§ **OBJECTIVE**
Where the data below has the string "this", return the whole line.

§ **Items from a figure collection**
* Begin *

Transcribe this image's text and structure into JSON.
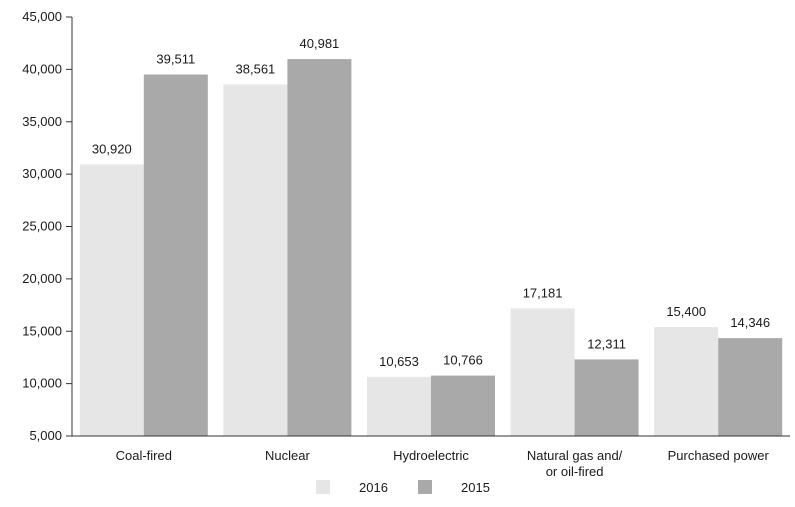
{
  "chart_data": {
    "type": "bar",
    "title": "",
    "xlabel": "",
    "ylabel": "",
    "categories": [
      [
        "Coal-fired"
      ],
      [
        "Nuclear"
      ],
      [
        "Hydroelectric"
      ],
      [
        "Natural gas and/",
        "or oil-fired"
      ],
      [
        "Purchased power"
      ]
    ],
    "series": [
      {
        "name": "2016",
        "color": "#e6e6e6",
        "values": [
          30920,
          38561,
          10653,
          17181,
          15400
        ],
        "labels": [
          "30,920",
          "38,561",
          "10,653",
          "17,181",
          "15,400"
        ]
      },
      {
        "name": "2015",
        "color": "#a9a9a9",
        "values": [
          39511,
          40981,
          10766,
          12311,
          14346
        ],
        "labels": [
          "39,511",
          "40,981",
          "10,766",
          "12,311",
          "14,346"
        ]
      }
    ],
    "ylim": [
      5000,
      45000
    ],
    "yticks": [
      5000,
      10000,
      15000,
      20000,
      25000,
      30000,
      35000,
      40000,
      45000
    ],
    "ytick_labels": [
      "5,000",
      "10,000",
      "15,000",
      "20,000",
      "25,000",
      "30,000",
      "35,000",
      "40,000",
      "45,000"
    ],
    "grid": false,
    "legend_position": "bottom-center"
  }
}
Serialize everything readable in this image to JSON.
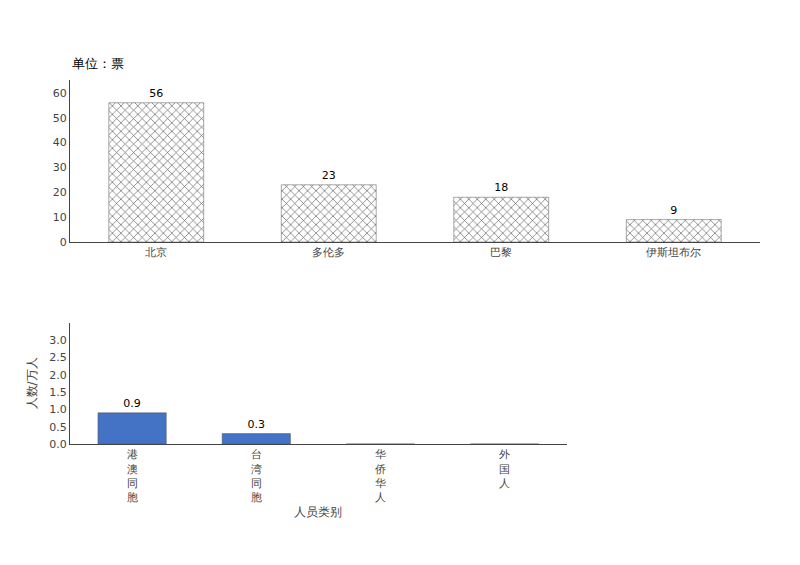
{
  "chart_data": [
    {
      "type": "bar",
      "title": "单位：票",
      "categories": [
        "北京",
        "多伦多",
        "巴黎",
        "伊斯坦布尔"
      ],
      "values": [
        56,
        23,
        18,
        9
      ],
      "color": "#b8b8b8",
      "ylim": [
        0,
        65
      ],
      "yticks": [
        0,
        10,
        20,
        30,
        40,
        50,
        60
      ],
      "data_labels": true,
      "grid": false
    },
    {
      "type": "bar",
      "ylabel": "人数/万人",
      "xlabel": "人员类别",
      "categories": [
        "港澳同胞",
        "台湾同胞",
        "华侨华人",
        "外国人"
      ],
      "values": [
        0.9,
        0.3,
        0,
        0
      ],
      "value_labels": [
        "0.9",
        "0.3",
        null,
        null
      ],
      "color": "#4472c4",
      "ylim": [
        0,
        3.5
      ],
      "yticks": [
        {
          "value": 0,
          "label": "0.0"
        },
        0.5,
        {
          "value": 1,
          "label": "1.0"
        },
        1.5,
        {
          "value": 2,
          "label": "2.0"
        },
        2.5,
        {
          "value": 3,
          "label": "3.0"
        }
      ],
      "data_labels": true,
      "grid": false
    }
  ]
}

* End *

§ **PROBLEM SOLUTION**
Transcribe this image's text and structure into JSON.
Serialize everything readable in this image to JSON.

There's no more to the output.